**TASK DIRECTIONS:**
Copy the data that follows exactly. Include no pictures.
________________________
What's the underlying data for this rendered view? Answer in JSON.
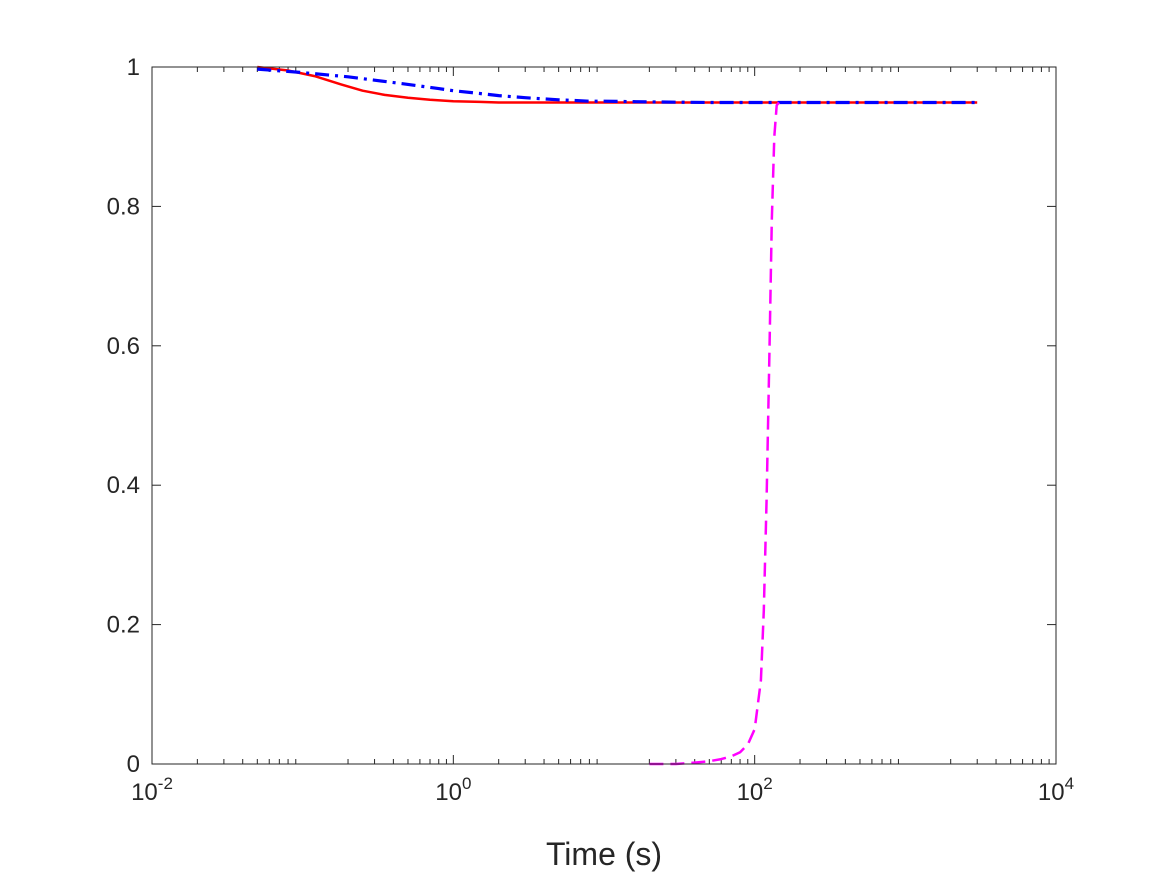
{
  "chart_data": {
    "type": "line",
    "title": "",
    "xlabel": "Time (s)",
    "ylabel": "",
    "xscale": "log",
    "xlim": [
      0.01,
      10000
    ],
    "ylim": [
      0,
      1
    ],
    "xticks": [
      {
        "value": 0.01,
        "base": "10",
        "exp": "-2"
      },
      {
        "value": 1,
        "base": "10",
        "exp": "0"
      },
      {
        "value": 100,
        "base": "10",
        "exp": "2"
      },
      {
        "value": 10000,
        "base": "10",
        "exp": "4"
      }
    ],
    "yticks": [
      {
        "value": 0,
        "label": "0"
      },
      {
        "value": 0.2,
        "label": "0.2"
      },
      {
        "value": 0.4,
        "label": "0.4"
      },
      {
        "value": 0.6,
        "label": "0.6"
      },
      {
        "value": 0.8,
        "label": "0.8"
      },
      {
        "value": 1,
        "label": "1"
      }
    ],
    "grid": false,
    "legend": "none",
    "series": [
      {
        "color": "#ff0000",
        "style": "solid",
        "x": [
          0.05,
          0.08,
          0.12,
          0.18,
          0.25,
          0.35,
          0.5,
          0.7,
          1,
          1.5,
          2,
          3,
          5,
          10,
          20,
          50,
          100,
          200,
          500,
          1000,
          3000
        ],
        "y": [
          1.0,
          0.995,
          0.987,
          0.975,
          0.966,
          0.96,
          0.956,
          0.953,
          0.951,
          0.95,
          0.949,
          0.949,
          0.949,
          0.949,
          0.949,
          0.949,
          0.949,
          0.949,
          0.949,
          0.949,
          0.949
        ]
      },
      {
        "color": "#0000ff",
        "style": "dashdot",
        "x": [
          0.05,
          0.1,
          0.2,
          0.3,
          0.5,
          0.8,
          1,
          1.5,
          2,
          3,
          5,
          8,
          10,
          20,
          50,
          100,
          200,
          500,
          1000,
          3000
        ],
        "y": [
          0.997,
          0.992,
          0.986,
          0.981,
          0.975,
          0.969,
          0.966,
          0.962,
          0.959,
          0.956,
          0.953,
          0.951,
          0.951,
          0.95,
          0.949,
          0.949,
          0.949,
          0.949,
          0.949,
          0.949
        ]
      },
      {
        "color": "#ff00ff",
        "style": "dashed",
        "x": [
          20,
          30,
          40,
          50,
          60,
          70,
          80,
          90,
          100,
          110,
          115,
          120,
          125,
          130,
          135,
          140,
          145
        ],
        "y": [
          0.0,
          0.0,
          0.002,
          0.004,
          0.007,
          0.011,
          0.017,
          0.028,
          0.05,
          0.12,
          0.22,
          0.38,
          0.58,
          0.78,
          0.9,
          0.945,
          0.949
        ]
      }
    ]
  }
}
________________________
**THE SOLUTION:**
What's the underlying data for this rendered view? Answer in JSON.
{
  "chart_data": {
    "type": "line",
    "title": "",
    "xlabel": "Time (s)",
    "ylabel": "",
    "xscale": "log",
    "xlim": [
      0.01,
      10000
    ],
    "ylim": [
      0,
      1
    ],
    "xticks": [
      {
        "value": 0.01,
        "base": "10",
        "exp": "-2"
      },
      {
        "value": 1,
        "base": "10",
        "exp": "0"
      },
      {
        "value": 100,
        "base": "10",
        "exp": "2"
      },
      {
        "value": 10000,
        "base": "10",
        "exp": "4"
      }
    ],
    "yticks": [
      {
        "value": 0,
        "label": "0"
      },
      {
        "value": 0.2,
        "label": "0.2"
      },
      {
        "value": 0.4,
        "label": "0.4"
      },
      {
        "value": 0.6,
        "label": "0.6"
      },
      {
        "value": 0.8,
        "label": "0.8"
      },
      {
        "value": 1,
        "label": "1"
      }
    ],
    "grid": false,
    "legend": "none",
    "series": [
      {
        "color": "#ff0000",
        "style": "solid",
        "x": [
          0.05,
          0.08,
          0.12,
          0.18,
          0.25,
          0.35,
          0.5,
          0.7,
          1,
          1.5,
          2,
          3,
          5,
          10,
          20,
          50,
          100,
          200,
          500,
          1000,
          3000
        ],
        "y": [
          1.0,
          0.995,
          0.987,
          0.975,
          0.966,
          0.96,
          0.956,
          0.953,
          0.951,
          0.95,
          0.949,
          0.949,
          0.949,
          0.949,
          0.949,
          0.949,
          0.949,
          0.949,
          0.949,
          0.949,
          0.949
        ]
      },
      {
        "color": "#0000ff",
        "style": "dashdot",
        "x": [
          0.05,
          0.1,
          0.2,
          0.3,
          0.5,
          0.8,
          1,
          1.5,
          2,
          3,
          5,
          8,
          10,
          20,
          50,
          100,
          200,
          500,
          1000,
          3000
        ],
        "y": [
          0.997,
          0.992,
          0.986,
          0.981,
          0.975,
          0.969,
          0.966,
          0.962,
          0.959,
          0.956,
          0.953,
          0.951,
          0.951,
          0.95,
          0.949,
          0.949,
          0.949,
          0.949,
          0.949,
          0.949
        ]
      },
      {
        "color": "#ff00ff",
        "style": "dashed",
        "x": [
          20,
          30,
          40,
          50,
          60,
          70,
          80,
          90,
          100,
          110,
          115,
          120,
          125,
          130,
          135,
          140,
          145
        ],
        "y": [
          0.0,
          0.0,
          0.002,
          0.004,
          0.007,
          0.011,
          0.017,
          0.028,
          0.05,
          0.12,
          0.22,
          0.38,
          0.58,
          0.78,
          0.9,
          0.945,
          0.949
        ]
      }
    ]
  }
}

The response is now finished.